* [Part of a data file]:
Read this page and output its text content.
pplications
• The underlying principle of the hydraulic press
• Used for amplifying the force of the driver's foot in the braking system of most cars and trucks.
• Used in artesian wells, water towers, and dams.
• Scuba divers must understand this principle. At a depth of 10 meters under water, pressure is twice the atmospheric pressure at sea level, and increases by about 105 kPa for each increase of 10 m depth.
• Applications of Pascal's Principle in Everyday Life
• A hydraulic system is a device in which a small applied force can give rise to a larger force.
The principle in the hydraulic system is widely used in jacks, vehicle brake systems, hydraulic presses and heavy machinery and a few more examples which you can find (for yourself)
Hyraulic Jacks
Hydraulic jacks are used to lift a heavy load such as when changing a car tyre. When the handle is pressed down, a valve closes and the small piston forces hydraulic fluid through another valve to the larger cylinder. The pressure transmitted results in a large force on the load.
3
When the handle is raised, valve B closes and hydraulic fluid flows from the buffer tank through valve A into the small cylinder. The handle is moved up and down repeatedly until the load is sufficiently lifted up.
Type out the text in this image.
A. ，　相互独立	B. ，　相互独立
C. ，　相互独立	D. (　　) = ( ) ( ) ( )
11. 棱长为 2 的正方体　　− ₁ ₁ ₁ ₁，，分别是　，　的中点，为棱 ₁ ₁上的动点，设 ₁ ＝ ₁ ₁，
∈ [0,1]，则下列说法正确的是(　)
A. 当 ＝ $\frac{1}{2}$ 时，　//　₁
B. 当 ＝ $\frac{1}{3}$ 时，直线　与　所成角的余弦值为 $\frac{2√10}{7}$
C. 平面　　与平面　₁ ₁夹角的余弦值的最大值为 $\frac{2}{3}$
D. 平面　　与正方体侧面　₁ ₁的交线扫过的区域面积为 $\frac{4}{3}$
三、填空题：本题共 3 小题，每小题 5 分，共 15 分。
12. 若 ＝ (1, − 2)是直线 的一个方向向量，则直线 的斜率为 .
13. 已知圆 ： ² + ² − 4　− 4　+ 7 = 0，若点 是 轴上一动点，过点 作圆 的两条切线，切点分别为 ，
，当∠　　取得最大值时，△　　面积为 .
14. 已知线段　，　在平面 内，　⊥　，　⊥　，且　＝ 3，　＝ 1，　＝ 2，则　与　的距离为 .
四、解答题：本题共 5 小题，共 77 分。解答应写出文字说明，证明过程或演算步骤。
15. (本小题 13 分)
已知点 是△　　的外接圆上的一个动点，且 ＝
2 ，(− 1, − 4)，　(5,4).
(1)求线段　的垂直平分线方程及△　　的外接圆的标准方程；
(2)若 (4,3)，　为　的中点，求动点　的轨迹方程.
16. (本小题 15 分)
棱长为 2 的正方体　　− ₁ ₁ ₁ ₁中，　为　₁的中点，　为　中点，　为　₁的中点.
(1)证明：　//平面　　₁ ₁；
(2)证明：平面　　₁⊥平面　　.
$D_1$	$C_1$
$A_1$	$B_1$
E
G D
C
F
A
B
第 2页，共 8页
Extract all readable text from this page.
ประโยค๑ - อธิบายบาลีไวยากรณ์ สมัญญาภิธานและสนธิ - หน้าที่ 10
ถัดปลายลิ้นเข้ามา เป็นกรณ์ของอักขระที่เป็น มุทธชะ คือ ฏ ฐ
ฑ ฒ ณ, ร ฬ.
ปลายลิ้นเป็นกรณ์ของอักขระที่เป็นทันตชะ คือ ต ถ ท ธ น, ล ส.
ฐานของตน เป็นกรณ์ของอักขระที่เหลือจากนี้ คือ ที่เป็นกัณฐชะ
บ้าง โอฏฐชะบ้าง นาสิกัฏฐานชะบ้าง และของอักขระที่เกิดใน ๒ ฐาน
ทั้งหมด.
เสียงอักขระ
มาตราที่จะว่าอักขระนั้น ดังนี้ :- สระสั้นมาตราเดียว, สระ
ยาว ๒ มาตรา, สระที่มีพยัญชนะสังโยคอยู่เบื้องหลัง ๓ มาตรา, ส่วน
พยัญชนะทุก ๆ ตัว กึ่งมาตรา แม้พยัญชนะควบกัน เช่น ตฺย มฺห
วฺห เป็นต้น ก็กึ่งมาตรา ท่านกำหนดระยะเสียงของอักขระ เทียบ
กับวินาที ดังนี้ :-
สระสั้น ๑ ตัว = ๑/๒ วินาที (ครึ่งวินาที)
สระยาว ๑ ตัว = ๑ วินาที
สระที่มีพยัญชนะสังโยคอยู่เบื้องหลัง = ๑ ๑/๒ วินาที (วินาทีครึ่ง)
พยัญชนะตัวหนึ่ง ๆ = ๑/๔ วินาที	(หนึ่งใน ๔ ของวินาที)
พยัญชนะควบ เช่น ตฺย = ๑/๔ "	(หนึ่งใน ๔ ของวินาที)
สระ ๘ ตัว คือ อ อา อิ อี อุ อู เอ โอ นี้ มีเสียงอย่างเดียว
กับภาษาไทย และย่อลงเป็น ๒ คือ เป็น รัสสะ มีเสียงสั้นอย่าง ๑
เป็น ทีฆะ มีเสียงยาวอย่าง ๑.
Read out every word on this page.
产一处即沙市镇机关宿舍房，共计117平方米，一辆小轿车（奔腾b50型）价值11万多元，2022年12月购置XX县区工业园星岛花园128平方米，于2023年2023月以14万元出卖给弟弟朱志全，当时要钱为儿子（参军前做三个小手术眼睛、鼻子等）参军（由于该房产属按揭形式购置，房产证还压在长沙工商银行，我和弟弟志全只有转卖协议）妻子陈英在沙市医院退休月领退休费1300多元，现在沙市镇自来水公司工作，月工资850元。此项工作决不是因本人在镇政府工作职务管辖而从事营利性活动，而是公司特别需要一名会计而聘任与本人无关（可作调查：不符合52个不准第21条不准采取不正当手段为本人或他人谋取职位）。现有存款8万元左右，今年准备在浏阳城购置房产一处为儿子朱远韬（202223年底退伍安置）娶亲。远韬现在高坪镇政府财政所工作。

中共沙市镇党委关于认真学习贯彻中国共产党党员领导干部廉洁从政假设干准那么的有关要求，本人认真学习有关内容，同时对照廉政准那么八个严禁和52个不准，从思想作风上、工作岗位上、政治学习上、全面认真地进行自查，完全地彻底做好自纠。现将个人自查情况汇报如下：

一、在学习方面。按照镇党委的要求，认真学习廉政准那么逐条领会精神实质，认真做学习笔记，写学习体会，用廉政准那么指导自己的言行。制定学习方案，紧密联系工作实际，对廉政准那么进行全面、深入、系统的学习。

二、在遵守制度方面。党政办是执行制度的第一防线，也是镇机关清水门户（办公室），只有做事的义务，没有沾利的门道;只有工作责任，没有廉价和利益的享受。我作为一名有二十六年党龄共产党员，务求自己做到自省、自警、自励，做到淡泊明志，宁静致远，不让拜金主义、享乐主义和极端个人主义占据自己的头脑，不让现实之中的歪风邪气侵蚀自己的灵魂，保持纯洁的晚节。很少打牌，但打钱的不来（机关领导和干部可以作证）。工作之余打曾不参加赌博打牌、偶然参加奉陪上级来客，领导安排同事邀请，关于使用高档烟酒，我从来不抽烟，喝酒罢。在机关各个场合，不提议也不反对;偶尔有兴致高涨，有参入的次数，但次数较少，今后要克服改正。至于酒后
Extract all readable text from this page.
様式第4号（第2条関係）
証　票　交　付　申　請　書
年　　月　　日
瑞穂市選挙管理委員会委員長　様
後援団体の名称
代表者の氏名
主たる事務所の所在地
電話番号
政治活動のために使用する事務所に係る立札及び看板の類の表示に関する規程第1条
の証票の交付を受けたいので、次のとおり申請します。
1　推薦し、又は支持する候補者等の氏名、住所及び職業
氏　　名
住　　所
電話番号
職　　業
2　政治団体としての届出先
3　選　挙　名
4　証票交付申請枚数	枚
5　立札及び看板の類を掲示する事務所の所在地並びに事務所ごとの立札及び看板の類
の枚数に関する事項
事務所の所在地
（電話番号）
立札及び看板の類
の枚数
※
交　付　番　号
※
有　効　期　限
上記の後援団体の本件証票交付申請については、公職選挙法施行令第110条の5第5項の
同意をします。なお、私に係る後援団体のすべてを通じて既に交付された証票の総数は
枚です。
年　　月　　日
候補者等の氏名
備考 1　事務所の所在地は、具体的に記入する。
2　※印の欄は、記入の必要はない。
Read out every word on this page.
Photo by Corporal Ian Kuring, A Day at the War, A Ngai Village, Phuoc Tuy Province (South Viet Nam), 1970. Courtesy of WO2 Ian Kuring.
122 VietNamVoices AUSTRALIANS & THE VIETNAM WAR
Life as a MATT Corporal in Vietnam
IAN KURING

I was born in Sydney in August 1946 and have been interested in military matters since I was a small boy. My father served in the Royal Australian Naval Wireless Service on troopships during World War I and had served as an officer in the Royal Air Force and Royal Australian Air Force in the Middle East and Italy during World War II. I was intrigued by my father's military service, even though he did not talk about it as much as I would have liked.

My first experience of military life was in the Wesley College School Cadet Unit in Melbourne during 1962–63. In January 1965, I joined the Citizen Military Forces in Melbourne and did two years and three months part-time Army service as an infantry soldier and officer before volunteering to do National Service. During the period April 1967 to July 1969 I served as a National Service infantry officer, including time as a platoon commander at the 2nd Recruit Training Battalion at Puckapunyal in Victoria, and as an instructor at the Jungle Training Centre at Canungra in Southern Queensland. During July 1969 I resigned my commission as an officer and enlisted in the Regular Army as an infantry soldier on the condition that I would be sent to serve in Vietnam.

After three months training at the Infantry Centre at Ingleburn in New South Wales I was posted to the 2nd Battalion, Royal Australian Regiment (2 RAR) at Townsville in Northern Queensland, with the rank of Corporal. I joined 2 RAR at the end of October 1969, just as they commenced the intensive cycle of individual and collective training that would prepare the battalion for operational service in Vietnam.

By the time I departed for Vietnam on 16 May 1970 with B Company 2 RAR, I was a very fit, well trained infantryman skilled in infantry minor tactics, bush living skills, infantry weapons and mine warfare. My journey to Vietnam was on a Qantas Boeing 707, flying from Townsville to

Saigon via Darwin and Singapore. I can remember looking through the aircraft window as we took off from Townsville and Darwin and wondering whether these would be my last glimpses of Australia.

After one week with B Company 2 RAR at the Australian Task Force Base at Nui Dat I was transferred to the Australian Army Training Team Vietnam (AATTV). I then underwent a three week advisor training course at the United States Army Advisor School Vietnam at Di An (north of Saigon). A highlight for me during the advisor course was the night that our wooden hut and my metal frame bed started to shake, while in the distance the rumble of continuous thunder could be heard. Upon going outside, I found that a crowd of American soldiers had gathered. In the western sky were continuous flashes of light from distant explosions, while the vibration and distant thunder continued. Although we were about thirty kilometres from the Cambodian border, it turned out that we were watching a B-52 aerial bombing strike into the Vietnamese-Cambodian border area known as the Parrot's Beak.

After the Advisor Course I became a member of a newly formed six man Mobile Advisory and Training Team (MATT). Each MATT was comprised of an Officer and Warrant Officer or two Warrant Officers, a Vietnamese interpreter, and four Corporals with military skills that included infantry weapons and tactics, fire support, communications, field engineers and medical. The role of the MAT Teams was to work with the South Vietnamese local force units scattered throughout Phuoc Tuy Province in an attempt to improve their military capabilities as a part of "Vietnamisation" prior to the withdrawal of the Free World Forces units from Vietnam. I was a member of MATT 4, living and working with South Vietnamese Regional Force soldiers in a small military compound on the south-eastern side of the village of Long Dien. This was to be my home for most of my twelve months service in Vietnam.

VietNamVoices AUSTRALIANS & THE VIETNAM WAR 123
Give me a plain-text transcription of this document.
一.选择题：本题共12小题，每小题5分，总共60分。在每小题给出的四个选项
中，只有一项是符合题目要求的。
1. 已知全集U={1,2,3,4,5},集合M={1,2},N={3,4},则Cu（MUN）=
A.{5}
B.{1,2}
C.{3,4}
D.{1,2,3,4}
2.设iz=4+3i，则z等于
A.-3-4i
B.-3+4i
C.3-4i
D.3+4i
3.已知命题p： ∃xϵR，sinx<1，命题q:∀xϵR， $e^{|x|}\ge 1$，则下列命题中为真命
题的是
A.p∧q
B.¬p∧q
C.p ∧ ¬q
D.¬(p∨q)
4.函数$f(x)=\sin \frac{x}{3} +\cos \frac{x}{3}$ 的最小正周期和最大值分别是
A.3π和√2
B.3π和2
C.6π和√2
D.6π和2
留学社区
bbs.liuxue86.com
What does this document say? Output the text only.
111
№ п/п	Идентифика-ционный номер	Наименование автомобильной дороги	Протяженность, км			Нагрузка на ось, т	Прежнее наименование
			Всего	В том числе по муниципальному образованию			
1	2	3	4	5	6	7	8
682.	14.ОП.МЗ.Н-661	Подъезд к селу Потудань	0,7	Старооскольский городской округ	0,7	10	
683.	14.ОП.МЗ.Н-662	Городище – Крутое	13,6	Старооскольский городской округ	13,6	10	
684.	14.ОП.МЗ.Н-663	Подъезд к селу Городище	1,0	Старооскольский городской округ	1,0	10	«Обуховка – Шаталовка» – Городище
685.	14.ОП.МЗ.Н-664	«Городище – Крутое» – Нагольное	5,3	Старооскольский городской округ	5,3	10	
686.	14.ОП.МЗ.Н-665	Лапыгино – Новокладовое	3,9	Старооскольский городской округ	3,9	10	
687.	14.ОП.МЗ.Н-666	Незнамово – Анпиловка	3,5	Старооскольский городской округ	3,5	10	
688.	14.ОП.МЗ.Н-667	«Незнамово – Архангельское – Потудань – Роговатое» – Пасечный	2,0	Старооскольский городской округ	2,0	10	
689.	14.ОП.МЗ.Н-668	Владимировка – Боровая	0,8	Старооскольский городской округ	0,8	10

* [WHAT TO DO]:
Copy every single line of the material above that holds "งมาตรา".

* [FULL SOLUTION]:
พยัญชนะทุก ๆ ตัว กึ่งมาตรา แม้พยัญชนะควบกัน เช่น ตฺย มฺห
วฺห เป็นต้น ก็กึ่งมาตรา ท่านกำหนดระยะเสียงของอักขระ เทียบ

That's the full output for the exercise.